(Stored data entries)
────────────────
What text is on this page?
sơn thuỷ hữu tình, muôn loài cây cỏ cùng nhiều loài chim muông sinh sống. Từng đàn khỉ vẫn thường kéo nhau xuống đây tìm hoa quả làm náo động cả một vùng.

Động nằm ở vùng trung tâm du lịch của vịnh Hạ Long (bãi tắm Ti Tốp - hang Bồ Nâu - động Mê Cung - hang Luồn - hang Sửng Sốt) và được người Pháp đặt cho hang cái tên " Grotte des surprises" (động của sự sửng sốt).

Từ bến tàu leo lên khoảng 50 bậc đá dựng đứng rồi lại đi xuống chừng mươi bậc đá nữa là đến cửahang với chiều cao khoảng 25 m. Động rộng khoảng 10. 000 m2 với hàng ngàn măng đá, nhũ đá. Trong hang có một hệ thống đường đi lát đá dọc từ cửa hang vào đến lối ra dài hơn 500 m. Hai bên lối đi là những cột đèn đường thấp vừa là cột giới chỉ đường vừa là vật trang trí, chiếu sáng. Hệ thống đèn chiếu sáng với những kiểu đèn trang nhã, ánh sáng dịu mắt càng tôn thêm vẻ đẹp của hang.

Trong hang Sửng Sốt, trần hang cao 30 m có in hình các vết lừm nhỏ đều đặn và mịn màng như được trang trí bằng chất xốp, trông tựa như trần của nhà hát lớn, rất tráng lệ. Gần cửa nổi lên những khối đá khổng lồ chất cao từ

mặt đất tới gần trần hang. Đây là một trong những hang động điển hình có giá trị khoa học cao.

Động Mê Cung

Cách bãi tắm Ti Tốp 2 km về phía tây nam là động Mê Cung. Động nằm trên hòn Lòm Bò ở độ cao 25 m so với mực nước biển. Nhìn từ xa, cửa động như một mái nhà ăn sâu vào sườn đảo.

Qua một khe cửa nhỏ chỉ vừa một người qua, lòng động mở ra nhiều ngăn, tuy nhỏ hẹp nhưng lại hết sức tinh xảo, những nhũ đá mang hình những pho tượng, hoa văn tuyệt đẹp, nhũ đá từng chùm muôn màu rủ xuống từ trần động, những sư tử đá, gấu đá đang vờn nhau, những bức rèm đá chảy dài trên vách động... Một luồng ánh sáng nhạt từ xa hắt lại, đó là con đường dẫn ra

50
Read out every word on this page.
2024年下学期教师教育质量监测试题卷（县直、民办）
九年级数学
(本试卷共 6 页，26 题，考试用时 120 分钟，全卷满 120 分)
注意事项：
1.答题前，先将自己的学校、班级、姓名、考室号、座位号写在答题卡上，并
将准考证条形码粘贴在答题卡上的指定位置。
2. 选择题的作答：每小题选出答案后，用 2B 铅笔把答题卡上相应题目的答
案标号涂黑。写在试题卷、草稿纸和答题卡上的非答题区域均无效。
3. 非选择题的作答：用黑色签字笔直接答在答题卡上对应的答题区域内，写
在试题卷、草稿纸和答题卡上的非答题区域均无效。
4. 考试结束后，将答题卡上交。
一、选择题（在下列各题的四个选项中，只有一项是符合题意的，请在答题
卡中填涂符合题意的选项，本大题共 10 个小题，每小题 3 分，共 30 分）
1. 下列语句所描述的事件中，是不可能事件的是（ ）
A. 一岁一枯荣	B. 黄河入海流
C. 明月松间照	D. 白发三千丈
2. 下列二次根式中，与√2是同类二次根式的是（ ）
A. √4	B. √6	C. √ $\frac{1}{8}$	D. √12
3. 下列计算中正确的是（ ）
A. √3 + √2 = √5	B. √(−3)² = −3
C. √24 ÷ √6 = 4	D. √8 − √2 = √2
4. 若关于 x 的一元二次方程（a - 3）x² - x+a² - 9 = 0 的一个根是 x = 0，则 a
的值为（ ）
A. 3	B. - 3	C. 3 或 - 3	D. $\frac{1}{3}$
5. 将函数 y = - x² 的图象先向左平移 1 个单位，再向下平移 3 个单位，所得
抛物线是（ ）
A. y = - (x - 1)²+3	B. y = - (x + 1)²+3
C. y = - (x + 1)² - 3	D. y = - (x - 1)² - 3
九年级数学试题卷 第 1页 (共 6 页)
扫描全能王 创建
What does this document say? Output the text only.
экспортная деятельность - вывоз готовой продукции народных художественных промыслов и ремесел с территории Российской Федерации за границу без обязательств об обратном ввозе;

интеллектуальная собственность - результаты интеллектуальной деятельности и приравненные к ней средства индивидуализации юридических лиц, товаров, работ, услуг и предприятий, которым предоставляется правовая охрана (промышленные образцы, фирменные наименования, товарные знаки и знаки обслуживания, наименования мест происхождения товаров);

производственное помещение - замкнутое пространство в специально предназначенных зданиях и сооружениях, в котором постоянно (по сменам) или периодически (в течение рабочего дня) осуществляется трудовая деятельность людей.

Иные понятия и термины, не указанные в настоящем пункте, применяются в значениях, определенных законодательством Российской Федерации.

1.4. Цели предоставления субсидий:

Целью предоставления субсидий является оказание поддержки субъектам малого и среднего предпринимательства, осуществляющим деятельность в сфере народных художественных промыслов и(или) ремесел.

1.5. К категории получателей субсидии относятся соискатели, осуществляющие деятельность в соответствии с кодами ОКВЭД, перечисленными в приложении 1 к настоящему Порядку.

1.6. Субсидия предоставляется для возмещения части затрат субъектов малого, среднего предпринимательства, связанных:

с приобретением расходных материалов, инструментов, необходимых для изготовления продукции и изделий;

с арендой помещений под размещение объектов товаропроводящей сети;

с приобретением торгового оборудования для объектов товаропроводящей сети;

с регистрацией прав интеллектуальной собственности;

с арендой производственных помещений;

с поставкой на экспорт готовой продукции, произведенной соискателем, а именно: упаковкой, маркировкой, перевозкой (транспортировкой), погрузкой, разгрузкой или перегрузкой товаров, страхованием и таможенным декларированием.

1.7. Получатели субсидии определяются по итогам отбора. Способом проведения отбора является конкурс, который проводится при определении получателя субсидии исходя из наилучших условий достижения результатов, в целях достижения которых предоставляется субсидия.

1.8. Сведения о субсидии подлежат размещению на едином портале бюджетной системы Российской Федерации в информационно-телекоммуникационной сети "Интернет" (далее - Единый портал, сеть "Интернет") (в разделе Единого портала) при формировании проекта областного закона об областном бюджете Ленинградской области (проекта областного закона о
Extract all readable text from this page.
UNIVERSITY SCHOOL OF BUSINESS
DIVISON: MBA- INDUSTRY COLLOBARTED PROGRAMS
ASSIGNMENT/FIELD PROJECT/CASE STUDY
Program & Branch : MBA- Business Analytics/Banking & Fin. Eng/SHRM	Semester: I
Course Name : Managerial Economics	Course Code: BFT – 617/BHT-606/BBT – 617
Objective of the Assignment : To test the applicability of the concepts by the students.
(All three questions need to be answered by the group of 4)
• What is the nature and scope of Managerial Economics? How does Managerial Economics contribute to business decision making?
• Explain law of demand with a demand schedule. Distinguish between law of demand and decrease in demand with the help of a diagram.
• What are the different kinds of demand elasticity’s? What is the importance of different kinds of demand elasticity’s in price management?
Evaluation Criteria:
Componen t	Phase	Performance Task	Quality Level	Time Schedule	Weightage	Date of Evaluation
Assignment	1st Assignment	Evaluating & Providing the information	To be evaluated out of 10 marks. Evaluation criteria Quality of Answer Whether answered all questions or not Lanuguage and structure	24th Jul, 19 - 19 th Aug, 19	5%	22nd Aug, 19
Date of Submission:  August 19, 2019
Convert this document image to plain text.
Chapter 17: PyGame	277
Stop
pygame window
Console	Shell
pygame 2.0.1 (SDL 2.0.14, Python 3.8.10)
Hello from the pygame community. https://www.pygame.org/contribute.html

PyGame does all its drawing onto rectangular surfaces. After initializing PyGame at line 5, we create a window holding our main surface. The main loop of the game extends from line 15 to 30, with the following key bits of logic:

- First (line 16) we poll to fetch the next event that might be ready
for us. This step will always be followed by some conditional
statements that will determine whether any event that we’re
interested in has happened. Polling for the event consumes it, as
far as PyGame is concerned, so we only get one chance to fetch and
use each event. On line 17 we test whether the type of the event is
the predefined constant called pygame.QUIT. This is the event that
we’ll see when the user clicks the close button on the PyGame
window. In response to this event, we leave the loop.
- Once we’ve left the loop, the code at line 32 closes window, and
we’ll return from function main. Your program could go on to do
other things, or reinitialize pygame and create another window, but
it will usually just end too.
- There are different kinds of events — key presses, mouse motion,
────────────────
WHAT IS ASKED: Locate all lines in the listing above with the word "from" and copy them.

EXPECTED ANSWER:
Extract all readable text from this page.
Hello from the pygame community. https://www.pygame.org/contribute.html
PyGame does all its drawing onto rectangular surfaces. After initializing PyGame at line 5, we create a window holding our main surface. The main loop of the game extends from line 15 to 30, with the following key bits of logic:
we’ll return from function main. Your program could go on to do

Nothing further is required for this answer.